begin Given entries

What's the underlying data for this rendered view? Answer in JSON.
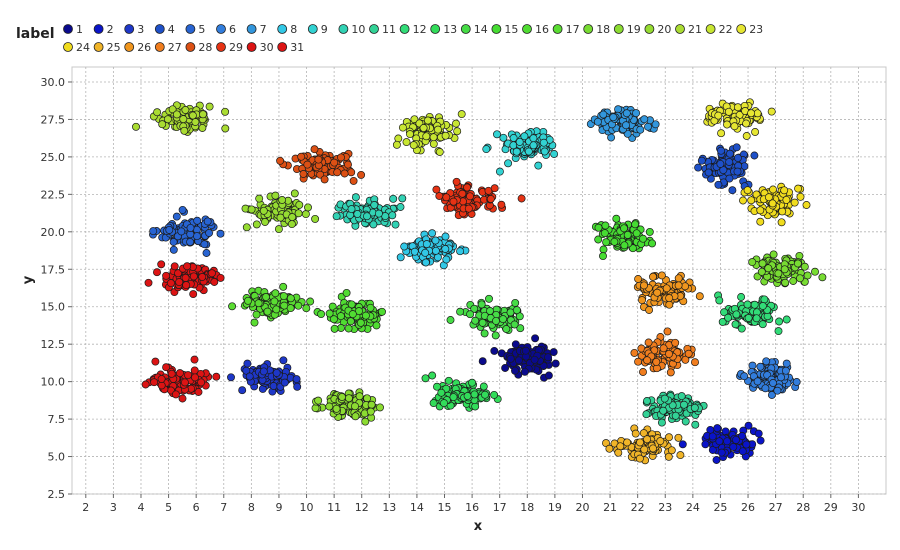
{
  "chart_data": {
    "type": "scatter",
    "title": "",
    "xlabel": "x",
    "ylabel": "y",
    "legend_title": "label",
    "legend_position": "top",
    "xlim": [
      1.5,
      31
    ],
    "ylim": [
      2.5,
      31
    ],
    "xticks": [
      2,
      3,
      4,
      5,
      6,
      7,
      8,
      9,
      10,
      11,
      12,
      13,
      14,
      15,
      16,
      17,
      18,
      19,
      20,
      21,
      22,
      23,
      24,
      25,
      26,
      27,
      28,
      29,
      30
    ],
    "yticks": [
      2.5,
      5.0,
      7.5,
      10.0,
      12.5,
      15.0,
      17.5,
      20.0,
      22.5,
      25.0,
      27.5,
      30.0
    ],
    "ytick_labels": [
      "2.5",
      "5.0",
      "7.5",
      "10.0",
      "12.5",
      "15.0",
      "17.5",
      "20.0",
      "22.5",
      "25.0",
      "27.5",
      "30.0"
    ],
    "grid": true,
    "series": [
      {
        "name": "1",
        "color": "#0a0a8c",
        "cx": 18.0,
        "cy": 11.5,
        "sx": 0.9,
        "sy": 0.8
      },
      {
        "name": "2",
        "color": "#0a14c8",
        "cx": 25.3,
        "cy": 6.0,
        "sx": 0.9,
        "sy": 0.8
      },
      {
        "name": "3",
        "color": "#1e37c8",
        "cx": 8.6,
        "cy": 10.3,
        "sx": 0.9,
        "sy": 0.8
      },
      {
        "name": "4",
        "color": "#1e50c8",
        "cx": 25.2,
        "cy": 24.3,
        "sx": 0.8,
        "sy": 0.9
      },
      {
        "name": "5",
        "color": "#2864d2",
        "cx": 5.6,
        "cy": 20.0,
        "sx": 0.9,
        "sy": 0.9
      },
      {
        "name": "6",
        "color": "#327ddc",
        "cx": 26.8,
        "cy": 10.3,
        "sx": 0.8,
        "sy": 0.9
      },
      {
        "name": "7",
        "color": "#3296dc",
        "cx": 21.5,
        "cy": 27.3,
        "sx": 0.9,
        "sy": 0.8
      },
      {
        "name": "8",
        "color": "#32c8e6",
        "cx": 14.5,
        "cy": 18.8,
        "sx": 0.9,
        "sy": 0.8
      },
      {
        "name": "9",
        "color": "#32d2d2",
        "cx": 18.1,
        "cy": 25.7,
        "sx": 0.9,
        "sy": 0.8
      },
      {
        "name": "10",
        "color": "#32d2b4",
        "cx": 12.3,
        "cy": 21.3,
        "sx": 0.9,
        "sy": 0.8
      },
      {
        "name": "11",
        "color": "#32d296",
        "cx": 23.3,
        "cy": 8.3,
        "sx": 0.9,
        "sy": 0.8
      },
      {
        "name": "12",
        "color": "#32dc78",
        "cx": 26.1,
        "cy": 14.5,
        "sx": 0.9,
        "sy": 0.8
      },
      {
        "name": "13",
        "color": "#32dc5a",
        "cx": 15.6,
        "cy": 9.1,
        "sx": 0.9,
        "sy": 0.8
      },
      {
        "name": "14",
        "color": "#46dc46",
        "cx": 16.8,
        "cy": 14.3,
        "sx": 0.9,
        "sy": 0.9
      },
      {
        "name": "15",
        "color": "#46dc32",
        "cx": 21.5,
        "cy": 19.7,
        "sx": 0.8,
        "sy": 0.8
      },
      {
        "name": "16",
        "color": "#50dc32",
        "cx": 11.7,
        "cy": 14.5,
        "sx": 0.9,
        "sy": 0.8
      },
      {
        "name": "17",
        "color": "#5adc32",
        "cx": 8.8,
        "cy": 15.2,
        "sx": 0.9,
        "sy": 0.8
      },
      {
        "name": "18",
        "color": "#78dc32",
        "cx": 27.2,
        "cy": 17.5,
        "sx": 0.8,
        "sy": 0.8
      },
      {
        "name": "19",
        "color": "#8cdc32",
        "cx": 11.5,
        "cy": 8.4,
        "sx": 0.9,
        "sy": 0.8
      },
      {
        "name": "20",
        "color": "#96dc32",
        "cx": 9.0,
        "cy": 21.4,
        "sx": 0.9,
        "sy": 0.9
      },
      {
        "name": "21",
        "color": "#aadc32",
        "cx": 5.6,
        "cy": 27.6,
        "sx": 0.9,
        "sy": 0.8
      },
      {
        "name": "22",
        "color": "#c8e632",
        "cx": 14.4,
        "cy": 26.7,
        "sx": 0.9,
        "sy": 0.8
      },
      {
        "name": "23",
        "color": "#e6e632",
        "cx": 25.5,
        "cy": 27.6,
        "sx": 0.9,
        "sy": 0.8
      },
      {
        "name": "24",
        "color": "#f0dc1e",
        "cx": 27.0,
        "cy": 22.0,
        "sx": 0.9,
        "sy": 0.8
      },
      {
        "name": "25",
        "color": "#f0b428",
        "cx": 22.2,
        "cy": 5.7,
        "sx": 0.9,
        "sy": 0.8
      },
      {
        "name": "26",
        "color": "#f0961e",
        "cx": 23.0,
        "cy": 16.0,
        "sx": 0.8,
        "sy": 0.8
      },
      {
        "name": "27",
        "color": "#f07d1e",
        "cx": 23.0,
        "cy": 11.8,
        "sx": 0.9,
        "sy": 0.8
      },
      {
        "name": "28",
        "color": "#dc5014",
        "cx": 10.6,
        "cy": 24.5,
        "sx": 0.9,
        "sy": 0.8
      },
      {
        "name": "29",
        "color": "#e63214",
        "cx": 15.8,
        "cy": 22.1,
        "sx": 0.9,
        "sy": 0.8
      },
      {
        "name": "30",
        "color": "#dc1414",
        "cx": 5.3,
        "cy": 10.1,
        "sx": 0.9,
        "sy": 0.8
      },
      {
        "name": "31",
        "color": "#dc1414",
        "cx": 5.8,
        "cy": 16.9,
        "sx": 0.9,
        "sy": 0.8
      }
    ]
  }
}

end Given entries

Description of the task:
Your task is to repeat the material above exactly, without its pictures.

Solved exercise:
What's the underlying data for this rendered view? Answer in JSON.
{
  "chart_data": {
    "type": "scatter",
    "title": "",
    "xlabel": "x",
    "ylabel": "y",
    "legend_title": "label",
    "legend_position": "top",
    "xlim": [
      1.5,
      31
    ],
    "ylim": [
      2.5,
      31
    ],
    "xticks": [
      2,
      3,
      4,
      5,
      6,
      7,
      8,
      9,
      10,
      11,
      12,
      13,
      14,
      15,
      16,
      17,
      18,
      19,
      20,
      21,
      22,
      23,
      24,
      25,
      26,
      27,
      28,
      29,
      30
    ],
    "yticks": [
      2.5,
      5.0,
      7.5,
      10.0,
      12.5,
      15.0,
      17.5,
      20.0,
      22.5,
      25.0,
      27.5,
      30.0
    ],
    "ytick_labels": [
      "2.5",
      "5.0",
      "7.5",
      "10.0",
      "12.5",
      "15.0",
      "17.5",
      "20.0",
      "22.5",
      "25.0",
      "27.5",
      "30.0"
    ],
    "grid": true,
    "series": [
      {
        "name": "1",
        "color": "#0a0a8c",
        "cx": 18.0,
        "cy": 11.5,
        "sx": 0.9,
        "sy": 0.8
      },
      {
        "name": "2",
        "color": "#0a14c8",
        "cx": 25.3,
        "cy": 6.0,
        "sx": 0.9,
        "sy": 0.8
      },
      {
        "name": "3",
        "color": "#1e37c8",
        "cx": 8.6,
        "cy": 10.3,
        "sx": 0.9,
        "sy": 0.8
      },
      {
        "name": "4",
        "color": "#1e50c8",
        "cx": 25.2,
        "cy": 24.3,
        "sx": 0.8,
        "sy": 0.9
      },
      {
        "name": "5",
        "color": "#2864d2",
        "cx": 5.6,
        "cy": 20.0,
        "sx": 0.9,
        "sy": 0.9
      },
      {
        "name": "6",
        "color": "#327ddc",
        "cx": 26.8,
        "cy": 10.3,
        "sx": 0.8,
        "sy": 0.9
      },
      {
        "name": "7",
        "color": "#3296dc",
        "cx": 21.5,
        "cy": 27.3,
        "sx": 0.9,
        "sy": 0.8
      },
      {
        "name": "8",
        "color": "#32c8e6",
        "cx": 14.5,
        "cy": 18.8,
        "sx": 0.9,
        "sy": 0.8
      },
      {
        "name": "9",
        "color": "#32d2d2",
        "cx": 18.1,
        "cy": 25.7,
        "sx": 0.9,
        "sy": 0.8
      },
      {
        "name": "10",
        "color": "#32d2b4",
        "cx": 12.3,
        "cy": 21.3,
        "sx": 0.9,
        "sy": 0.8
      },
      {
        "name": "11",
        "color": "#32d296",
        "cx": 23.3,
        "cy": 8.3,
        "sx": 0.9,
        "sy": 0.8
      },
      {
        "name": "12",
        "color": "#32dc78",
        "cx": 26.1,
        "cy": 14.5,
        "sx": 0.9,
        "sy": 0.8
      },
      {
        "name": "13",
        "color": "#32dc5a",
        "cx": 15.6,
        "cy": 9.1,
        "sx": 0.9,
        "sy": 0.8
      },
      {
        "name": "14",
        "color": "#46dc46",
        "cx": 16.8,
        "cy": 14.3,
        "sx": 0.9,
        "sy": 0.9
      },
      {
        "name": "15",
        "color": "#46dc32",
        "cx": 21.5,
        "cy": 19.7,
        "sx": 0.8,
        "sy": 0.8
      },
      {
        "name": "16",
        "color": "#50dc32",
        "cx": 11.7,
        "cy": 14.5,
        "sx": 0.9,
        "sy": 0.8
      },
      {
        "name": "17",
        "color": "#5adc32",
        "cx": 8.8,
        "cy": 15.2,
        "sx": 0.9,
        "sy": 0.8
      },
      {
        "name": "18",
        "color": "#78dc32",
        "cx": 27.2,
        "cy": 17.5,
        "sx": 0.8,
        "sy": 0.8
      },
      {
        "name": "19",
        "color": "#8cdc32",
        "cx": 11.5,
        "cy": 8.4,
        "sx": 0.9,
        "sy": 0.8
      },
      {
        "name": "20",
        "color": "#96dc32",
        "cx": 9.0,
        "cy": 21.4,
        "sx": 0.9,
        "sy": 0.9
      },
      {
        "name": "21",
        "color": "#aadc32",
        "cx": 5.6,
        "cy": 27.6,
        "sx": 0.9,
        "sy": 0.8
      },
      {
        "name": "22",
        "color": "#c8e632",
        "cx": 14.4,
        "cy": 26.7,
        "sx": 0.9,
        "sy": 0.8
      },
      {
        "name": "23",
        "color": "#e6e632",
        "cx": 25.5,
        "cy": 27.6,
        "sx": 0.9,
        "sy": 0.8
      },
      {
        "name": "24",
        "color": "#f0dc1e",
        "cx": 27.0,
        "cy": 22.0,
        "sx": 0.9,
        "sy": 0.8
      },
      {
        "name": "25",
        "color": "#f0b428",
        "cx": 22.2,
        "cy": 5.7,
        "sx": 0.9,
        "sy": 0.8
      },
      {
        "name": "26",
        "color": "#f0961e",
        "cx": 23.0,
        "cy": 16.0,
        "sx": 0.8,
        "sy": 0.8
      },
      {
        "name": "27",
        "color": "#f07d1e",
        "cx": 23.0,
        "cy": 11.8,
        "sx": 0.9,
        "sy": 0.8
      },
      {
        "name": "28",
        "color": "#dc5014",
        "cx": 10.6,
        "cy": 24.5,
        "sx": 0.9,
        "sy": 0.8
      },
      {
        "name": "29",
        "color": "#e63214",
        "cx": 15.8,
        "cy": 22.1,
        "sx": 0.9,
        "sy": 0.8
      },
      {
        "name": "30",
        "color": "#dc1414",
        "cx": 5.3,
        "cy": 10.1,
        "sx": 0.9,
        "sy": 0.8
      },
      {
        "name": "31",
        "color": "#dc1414",
        "cx": 5.8,
        "cy": 16.9,
        "sx": 0.9,
        "sy": 0.8
      }
    ]
  }
}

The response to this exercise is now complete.